TASK INSTRUCTIONS:
Repeat the entire listing exactly.

Dataset rows:
>>>
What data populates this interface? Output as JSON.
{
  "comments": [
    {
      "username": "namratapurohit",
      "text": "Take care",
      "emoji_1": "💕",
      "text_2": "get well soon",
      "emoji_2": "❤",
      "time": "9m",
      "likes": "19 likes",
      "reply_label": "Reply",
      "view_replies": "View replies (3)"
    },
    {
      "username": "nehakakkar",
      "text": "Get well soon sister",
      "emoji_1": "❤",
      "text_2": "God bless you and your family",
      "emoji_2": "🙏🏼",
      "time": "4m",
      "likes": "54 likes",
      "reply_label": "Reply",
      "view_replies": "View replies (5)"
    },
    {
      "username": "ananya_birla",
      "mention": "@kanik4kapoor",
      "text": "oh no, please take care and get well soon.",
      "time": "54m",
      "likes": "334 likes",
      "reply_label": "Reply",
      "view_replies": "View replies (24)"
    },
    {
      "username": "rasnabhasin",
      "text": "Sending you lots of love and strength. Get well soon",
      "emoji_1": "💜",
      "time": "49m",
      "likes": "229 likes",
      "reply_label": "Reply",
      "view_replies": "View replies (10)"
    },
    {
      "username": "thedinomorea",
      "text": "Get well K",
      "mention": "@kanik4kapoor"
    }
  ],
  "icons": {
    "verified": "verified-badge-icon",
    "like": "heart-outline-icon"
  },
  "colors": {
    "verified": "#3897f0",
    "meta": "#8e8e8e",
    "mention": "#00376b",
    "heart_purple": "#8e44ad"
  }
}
<<<
WORKED ANSWER:
What data populates this interface? Output as JSON.
{
  "comments": [
    {
      "username": "namratapurohit",
      "text": "Take care",
      "emoji_1": "💕",
      "text_2": "get well soon",
      "emoji_2": "❤",
      "time": "9m",
      "likes": "19 likes",
      "reply_label": "Reply",
      "view_replies": "View replies (3)"
    },
    {
      "username": "nehakakkar",
      "text": "Get well soon sister",
      "emoji_1": "❤",
      "text_2": "God bless you and your family",
      "emoji_2": "🙏🏼",
      "time": "4m",
      "likes": "54 likes",
      "reply_label": "Reply",
      "view_replies": "View replies (5)"
    },
    {
      "username": "ananya_birla",
      "mention": "@kanik4kapoor",
      "text": "oh no, please take care and get well soon.",
      "time": "54m",
      "likes": "334 likes",
      "reply_label": "Reply",
      "view_replies": "View replies (24)"
    },
    {
      "username": "rasnabhasin",
      "text": "Sending you lots of love and strength. Get well soon",
      "emoji_1": "💜",
      "time": "49m",
      "likes": "229 likes",
      "reply_label": "Reply",
      "view_replies": "View replies (10)"
    },
    {
      "username": "thedinomorea",
      "text": "Get well K",
      "mention": "@kanik4kapoor"
    }
  ],
  "icons": {
    "verified": "verified-badge-icon",
    "like": "heart-outline-icon"
  },
  "colors": {
    "verified": "#3897f0",
    "meta": "#8e8e8e",
    "mention": "#00376b",
    "heart_purple": "#8e44ad"
  }
}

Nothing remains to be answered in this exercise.